Set down the material below in full, matching it exactly.

********************

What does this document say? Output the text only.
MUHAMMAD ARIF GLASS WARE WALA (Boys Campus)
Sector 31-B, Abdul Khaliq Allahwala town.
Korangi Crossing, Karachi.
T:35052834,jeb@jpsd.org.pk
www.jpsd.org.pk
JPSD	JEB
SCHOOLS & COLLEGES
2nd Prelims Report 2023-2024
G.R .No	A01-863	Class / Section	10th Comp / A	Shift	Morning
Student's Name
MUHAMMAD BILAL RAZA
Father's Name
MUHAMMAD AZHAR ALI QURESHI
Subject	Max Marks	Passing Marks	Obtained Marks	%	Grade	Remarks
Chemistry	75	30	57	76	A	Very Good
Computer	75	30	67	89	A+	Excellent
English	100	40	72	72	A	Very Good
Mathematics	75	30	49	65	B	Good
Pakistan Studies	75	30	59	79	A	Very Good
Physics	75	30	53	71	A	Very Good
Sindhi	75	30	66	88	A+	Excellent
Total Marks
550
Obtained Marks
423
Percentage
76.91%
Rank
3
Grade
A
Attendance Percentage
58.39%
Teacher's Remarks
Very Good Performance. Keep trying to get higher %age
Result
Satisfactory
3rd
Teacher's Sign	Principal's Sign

********************

**Finished answer**
What does this document say? Output the text only.
MUHAMMAD ARIF GLASS WARE WALA (Boys Campus)
Sector 31-B, Abdul Khaliq Allahwala town.
Korangi Crossing, Karachi.
T:35052834,jeb@jpsd.org.pk
www.jpsd.org.pk
JPSD	JEB
SCHOOLS & COLLEGES
2nd Prelims Report 2023-2024
G.R .No	A01-863	Class / Section	10th Comp / A	Shift	Morning
Student's Name
MUHAMMAD BILAL RAZA
Father's Name
MUHAMMAD AZHAR ALI QURESHI
Subject	Max Marks	Passing Marks	Obtained Marks	%	Grade	Remarks
Chemistry	75	30	57	76	A	Very Good
Computer	75	30	67	89	A+	Excellent
English	100	40	72	72	A	Very Good
Mathematics	75	30	49	65	B	Good
Pakistan Studies	75	30	59	79	A	Very Good
Physics	75	30	53	71	A	Very Good
Sindhi	75	30	66	88	A+	Excellent
Total Marks
550
Obtained Marks
423
Percentage
76.91%
Rank
3
Grade
A
Attendance Percentage
58.39%
Teacher's Remarks
Very Good Performance. Keep trying to get higher %age
Result
Satisfactory
3rd
Teacher's Sign	Principal's Sign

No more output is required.